● EXERCISE REQUIREMENTS
Reproduce the records. Keep every word exact and include no images.

══ EXTRACTED MATERIAL

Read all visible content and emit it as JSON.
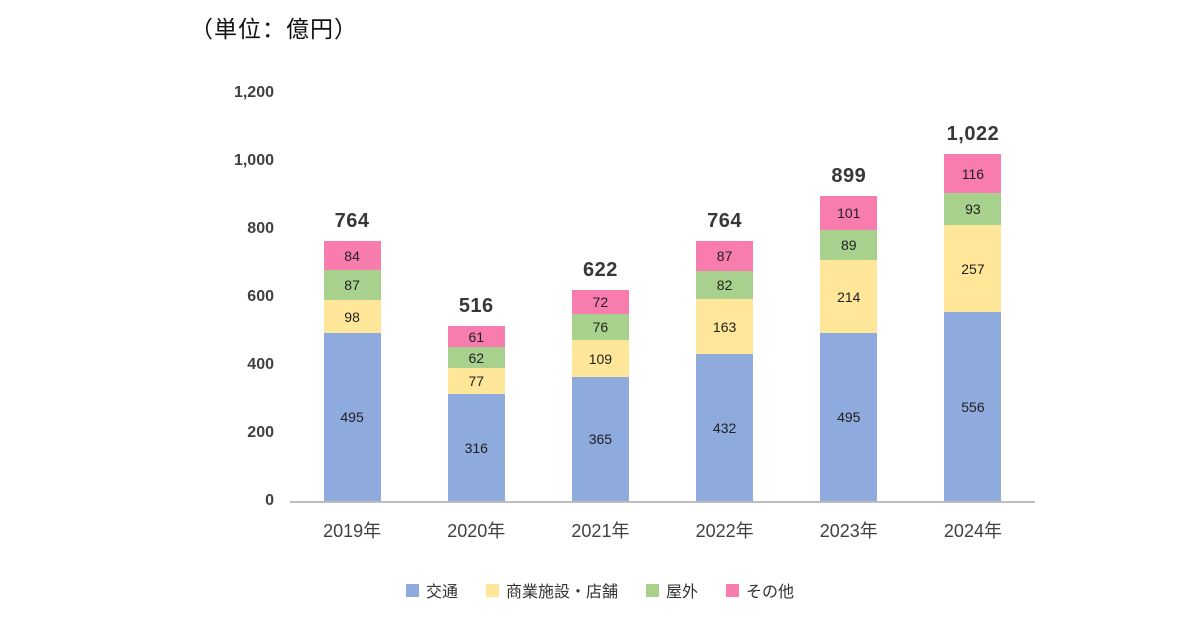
{
  "unit_label": "（単位：億円）",
  "chart_data": {
    "type": "bar",
    "stacked": true,
    "unit": "（単位：億円）",
    "categories": [
      "2019年",
      "2020年",
      "2021年",
      "2022年",
      "2023年",
      "2024年"
    ],
    "series": [
      {
        "name": "交通",
        "color": "#8FAADC",
        "values": [
          495,
          316,
          365,
          432,
          495,
          556
        ]
      },
      {
        "name": "商業施設・店舗",
        "color": "#FFE699",
        "values": [
          98,
          77,
          109,
          163,
          214,
          257
        ]
      },
      {
        "name": "屋外",
        "color": "#A9D18E",
        "values": [
          87,
          62,
          76,
          82,
          89,
          93
        ]
      },
      {
        "name": "その他",
        "color": "#F87CAE",
        "values": [
          84,
          61,
          72,
          87,
          101,
          116
        ]
      }
    ],
    "totals": [
      "764",
      "516",
      "622",
      "764",
      "899",
      "1,022"
    ],
    "ylim": [
      0,
      1200
    ],
    "yticks": [
      {
        "value": 0,
        "label": "0"
      },
      {
        "value": 200,
        "label": "200"
      },
      {
        "value": 400,
        "label": "400"
      },
      {
        "value": 600,
        "label": "600"
      },
      {
        "value": 800,
        "label": "800"
      },
      {
        "value": 1000,
        "label": "1,000"
      },
      {
        "value": 1200,
        "label": "1,200"
      }
    ],
    "grid": false,
    "legend_position": "bottom"
  }
}
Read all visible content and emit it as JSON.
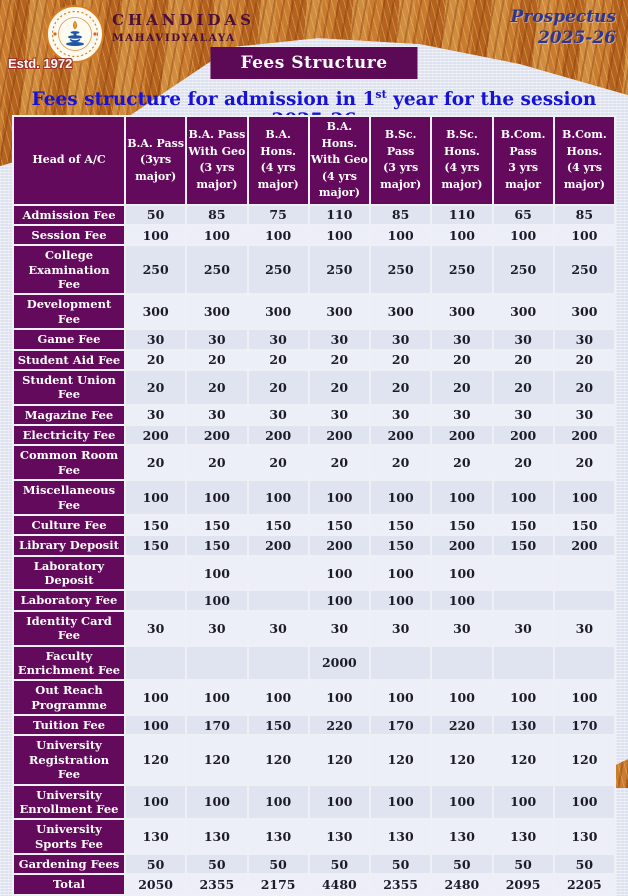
{
  "header": {
    "college_name": "CHANDIDAS",
    "college_subname": "MAHAVIDYALAYA",
    "estd": "Estd. 1972",
    "prospectus_line1": "Prospectus",
    "prospectus_line2": "2025-26",
    "banner_title": "Fees Structure",
    "page_title_prefix": "Fees structure for admission in 1",
    "page_title_sup": "st",
    "page_title_suffix": " year for the session 2025-26"
  },
  "colors": {
    "purple": "#640a5c",
    "title_blue": "#1713d4",
    "prospectus_navy": "#2a3694",
    "maroon": "#4c1038",
    "row_dark": "#dfe4f0",
    "row_light": "#eceff7",
    "orange_texture": "#c2742a"
  },
  "icons": {
    "logo": "college-emblem-lamp"
  },
  "table": {
    "head_col": "Head of A/C",
    "columns": [
      "B.A. Pass\n(3yrs major)",
      "B.A. Pass\nWith Geo\n(3 yrs major)",
      "B.A. Hons.\n(4 yrs major)",
      "B.A. Hons.\nWith Geo\n(4 yrs major)",
      "B.Sc. Pass\n(3 yrs major)",
      "B.Sc. Hons.\n(4 yrs major)",
      "B.Com. Pass\n3 yrs major",
      "B.Com. Hons.\n(4 yrs major)"
    ],
    "rows": [
      {
        "label": "Admission Fee",
        "values": [
          "50",
          "85",
          "75",
          "110",
          "85",
          "110",
          "65",
          "85"
        ]
      },
      {
        "label": "Session Fee",
        "values": [
          "100",
          "100",
          "100",
          "100",
          "100",
          "100",
          "100",
          "100"
        ]
      },
      {
        "label": "College Examination Fee",
        "values": [
          "250",
          "250",
          "250",
          "250",
          "250",
          "250",
          "250",
          "250"
        ]
      },
      {
        "label": "Development Fee",
        "values": [
          "300",
          "300",
          "300",
          "300",
          "300",
          "300",
          "300",
          "300"
        ]
      },
      {
        "label": "Game Fee",
        "values": [
          "30",
          "30",
          "30",
          "30",
          "30",
          "30",
          "30",
          "30"
        ]
      },
      {
        "label": "Student Aid Fee",
        "values": [
          "20",
          "20",
          "20",
          "20",
          "20",
          "20",
          "20",
          "20"
        ]
      },
      {
        "label": "Student Union Fee",
        "values": [
          "20",
          "20",
          "20",
          "20",
          "20",
          "20",
          "20",
          "20"
        ]
      },
      {
        "label": "Magazine Fee",
        "values": [
          "30",
          "30",
          "30",
          "30",
          "30",
          "30",
          "30",
          "30"
        ]
      },
      {
        "label": "Electricity Fee",
        "values": [
          "200",
          "200",
          "200",
          "200",
          "200",
          "200",
          "200",
          "200"
        ]
      },
      {
        "label": "Common Room Fee",
        "values": [
          "20",
          "20",
          "20",
          "20",
          "20",
          "20",
          "20",
          "20"
        ]
      },
      {
        "label": "Miscellaneous Fee",
        "values": [
          "100",
          "100",
          "100",
          "100",
          "100",
          "100",
          "100",
          "100"
        ]
      },
      {
        "label": "Culture Fee",
        "values": [
          "150",
          "150",
          "150",
          "150",
          "150",
          "150",
          "150",
          "150"
        ]
      },
      {
        "label": "Library Deposit",
        "values": [
          "150",
          "150",
          "200",
          "200",
          "150",
          "200",
          "150",
          "200"
        ]
      },
      {
        "label": "Laboratory Deposit",
        "values": [
          "",
          "100",
          "",
          "100",
          "100",
          "100",
          "",
          ""
        ]
      },
      {
        "label": "Laboratory Fee",
        "values": [
          "",
          "100",
          "",
          "100",
          "100",
          "100",
          "",
          ""
        ]
      },
      {
        "label": "Identity Card Fee",
        "values": [
          "30",
          "30",
          "30",
          "30",
          "30",
          "30",
          "30",
          "30"
        ]
      },
      {
        "label": "Faculty Enrichment Fee",
        "values": [
          "",
          "",
          "",
          "2000",
          "",
          "",
          "",
          ""
        ]
      },
      {
        "label": "Out Reach Programme",
        "values": [
          "100",
          "100",
          "100",
          "100",
          "100",
          "100",
          "100",
          "100"
        ]
      },
      {
        "label": "Tuition Fee",
        "values": [
          "100",
          "170",
          "150",
          "220",
          "170",
          "220",
          "130",
          "170"
        ]
      },
      {
        "label": "University Registration Fee",
        "values": [
          "120",
          "120",
          "120",
          "120",
          "120",
          "120",
          "120",
          "120"
        ]
      },
      {
        "label": "University Enrollment Fee",
        "values": [
          "100",
          "100",
          "100",
          "100",
          "100",
          "100",
          "100",
          "100"
        ]
      },
      {
        "label": "University Sports Fee",
        "values": [
          "130",
          "130",
          "130",
          "130",
          "130",
          "130",
          "130",
          "130"
        ]
      },
      {
        "label": "Gardening Fees",
        "values": [
          "50",
          "50",
          "50",
          "50",
          "50",
          "50",
          "50",
          "50"
        ]
      },
      {
        "label": "Total",
        "is_total": true,
        "values": [
          "2050",
          "2355",
          "2175",
          "4480",
          "2355",
          "2480",
          "2095",
          "2205"
        ]
      }
    ]
  }
}
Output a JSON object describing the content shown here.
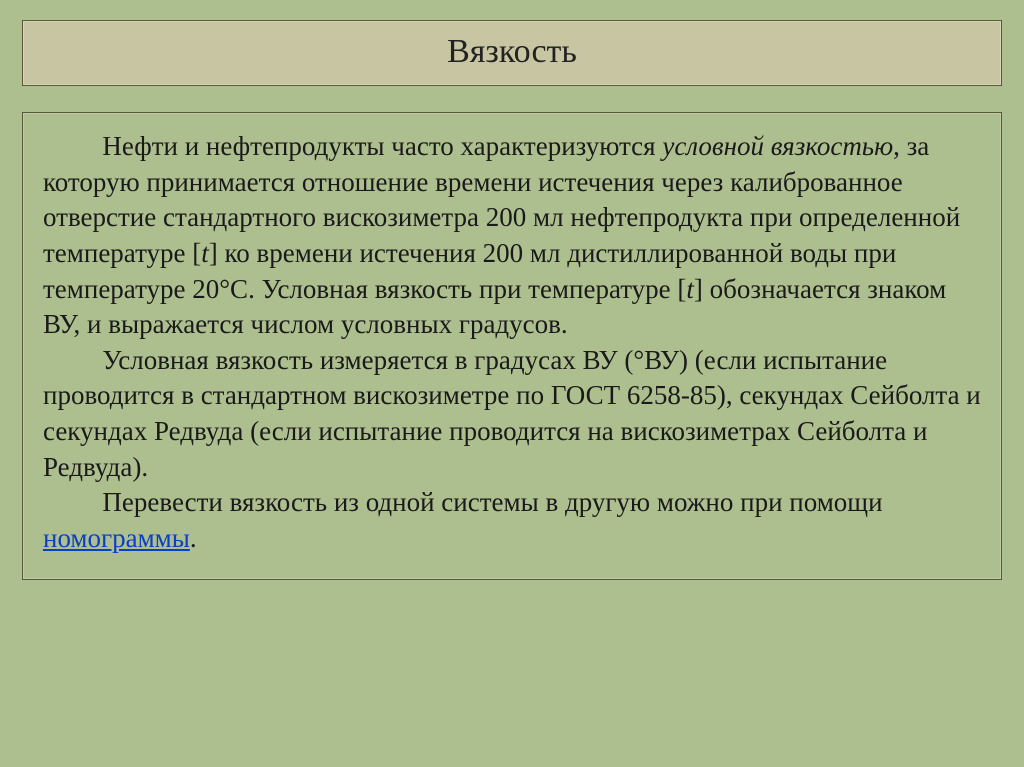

════

● WRITTEN REPLY
Read all visible content and emit it as JSON.
{
  "unit_label": "（単位：億円）",
  "chart_data": {
    "type": "bar",
    "stacked": true,
    "unit": "（単位：億円）",
    "categories": [
      "2019年",
      "2020年",
      "2021年",
      "2022年",
      "2023年",
      "2024年"
    ],
    "series": [
      {
        "name": "交通",
        "color": "#8FAADC",
        "values": [
          495,
          316,
          365,
          432,
          495,
          556
        ]
      },
      {
        "name": "商業施設・店舗",
        "color": "#FFE699",
        "values": [
          98,
          77,
          109,
          163,
          214,
          257
        ]
      },
      {
        "name": "屋外",
        "color": "#A9D18E",
        "values": [
          87,
          62,
          76,
          82,
          89,
          93
        ]
      },
      {
        "name": "その他",
        "color": "#F87CAE",
        "values": [
          84,
          61,
          72,
          87,
          101,
          116
        ]
      }
    ],
    "totals": [
      "764",
      "516",
      "622",
      "764",
      "899",
      "1,022"
    ],
    "ylim": [
      0,
      1200
    ],
    "yticks": [
      {
        "value": 0,
        "label": "0"
      },
      {
        "value": 200,
        "label": "200"
      },
      {
        "value": 400,
        "label": "400"
      },
      {
        "value": 600,
        "label": "600"
      },
      {
        "value": 800,
        "label": "800"
      },
      {
        "value": 1000,
        "label": "1,000"
      },
      {
        "value": 1200,
        "label": "1,200"
      }
    ],
    "grid": false,
    "legend_position": "bottom"
  }
}
Read all visible content and emit it as JSON.
{
  "header": {
    "college_name": "CHANDIDAS",
    "college_subname": "MAHAVIDYALAYA",
    "estd": "Estd. 1972",
    "prospectus_line1": "Prospectus",
    "prospectus_line2": "2025-26",
    "banner_title": "Fees Structure",
    "page_title_prefix": "Fees structure for admission in 1",
    "page_title_sup": "st",
    "page_title_suffix": " year for the session 2025-26"
  },
  "colors": {
    "purple": "#640a5c",
    "title_blue": "#1713d4",
    "prospectus_navy": "#2a3694",
    "maroon": "#4c1038",
    "row_dark": "#dfe4f0",
    "row_light": "#eceff7",
    "orange_texture": "#c2742a"
  },
  "icons": {
    "logo": "college-emblem-lamp"
  },
  "table": {
    "head_col": "Head of A/C",
    "columns": [
      "B.A. Pass\n(3yrs major)",
      "B.A. Pass\nWith Geo\n(3 yrs major)",
      "B.A. Hons.\n(4 yrs major)",
      "B.A. Hons.\nWith Geo\n(4 yrs major)",
      "B.Sc. Pass\n(3 yrs major)",
      "B.Sc. Hons.\n(4 yrs major)",
      "B.Com. Pass\n3 yrs major",
      "B.Com. Hons.\n(4 yrs major)"
    ],
    "rows": [
      {
        "label": "Admission Fee",
        "values": [
          "50",
          "85",
          "75",
          "110",
          "85",
          "110",
          "65",
          "85"
        ]
      },
      {
        "label": "Session Fee",
        "values": [
          "100",
          "100",
          "100",
          "100",
          "100",
          "100",
          "100",
          "100"
        ]
      },
      {
        "label": "College Examination Fee",
        "values": [
          "250",
          "250",
          "250",
          "250",
          "250",
          "250",
          "250",
          "250"
        ]
      },
      {
        "label": "Development Fee",
        "values": [
          "300",
          "300",
          "300",
          "300",
          "300",
          "300",
          "300",
          "300"
        ]
      },
      {
        "label": "Game Fee",
        "values": [
          "30",
          "30",
          "30",
          "30",
          "30",
          "30",
          "30",
          "30"
        ]
      },
      {
        "label": "Student Aid Fee",
        "values": [
          "20",
          "20",
          "20",
          "20",
          "20",
          "20",
          "20",
          "20"
        ]
      },
      {
        "label": "Student Union Fee",
        "values": [
          "20",
          "20",
          "20",
          "20",
          "20",
          "20",
          "20",
          "20"
        ]
      },
      {
        "label": "Magazine Fee",
        "values": [
          "30",
          "30",
          "30",
          "30",
          "30",
          "30",
          "30",
          "30"
        ]
      },
      {
        "label": "Electricity Fee",
        "values": [
          "200",
          "200",
          "200",
          "200",
          "200",
          "200",
          "200",
          "200"
        ]
      },
      {
        "label": "Common Room Fee",
        "values": [
          "20",
          "20",
          "20",
          "20",
          "20",
          "20",
          "20",
          "20"
        ]
      },
      {
        "label": "Miscellaneous Fee",
        "values": [
          "100",
          "100",
          "100",
          "100",
          "100",
          "100",
          "100",
          "100"
        ]
      },
      {
        "label": "Culture Fee",
        "values": [
          "150",
          "150",
          "150",
          "150",
          "150",
          "150",
          "150",
          "150"
        ]
      },
      {
        "label": "Library Deposit",
        "values": [
          "150",
          "150",
          "200",
          "200",
          "150",
          "200",
          "150",
          "200"
        ]
      },
      {
        "label": "Laboratory Deposit",
        "values": [
          "",
          "100",
          "",
          "100",
          "100",
          "100",
          "",
          ""
        ]
      },
      {
        "label": "Laboratory Fee",
        "values": [
          "",
          "100",
          "",
          "100",
          "100",
          "100",
          "",
          ""
        ]
      },
      {
        "label": "Identity Card Fee",
        "values": [
          "30",
          "30",
          "30",
          "30",
          "30",
          "30",
          "30",
          "30"
        ]
      },
      {
        "label": "Faculty Enrichment Fee",
        "values": [
          "",
          "",
          "",
          "2000",
          "",
          "",
          "",
          ""
        ]
      },
      {
        "label": "Out Reach Programme",
        "values": [
          "100",
          "100",
          "100",
          "100",
          "100",
          "100",
          "100",
          "100"
        ]
      },
      {
        "label": "Tuition Fee",
        "values": [
          "100",
          "170",
          "150",
          "220",
          "170",
          "220",
          "130",
          "170"
        ]
      },
      {
        "label": "University Registration Fee",
        "values": [
          "120",
          "120",
          "120",
          "120",
          "120",
          "120",
          "120",
          "120"
        ]
      },
      {
        "label": "University Enrollment Fee",
        "values": [
          "100",
          "100",
          "100",
          "100",
          "100",
          "100",
          "100",
          "100"
        ]
      },
      {
        "label": "University Sports Fee",
        "values": [
          "130",
          "130",
          "130",
          "130",
          "130",
          "130",
          "130",
          "130"
        ]
      },
      {
        "label": "Gardening Fees",
        "values": [
          "50",
          "50",
          "50",
          "50",
          "50",
          "50",
          "50",
          "50"
        ]
      },
      {
        "label": "Total",
        "is_total": true,
        "values": [
          "2050",
          "2355",
          "2175",
          "4480",
          "2355",
          "2480",
          "2095",
          "2205"
        ]
      }
    ]
  }
}
Output a JSON object describing the content shown here.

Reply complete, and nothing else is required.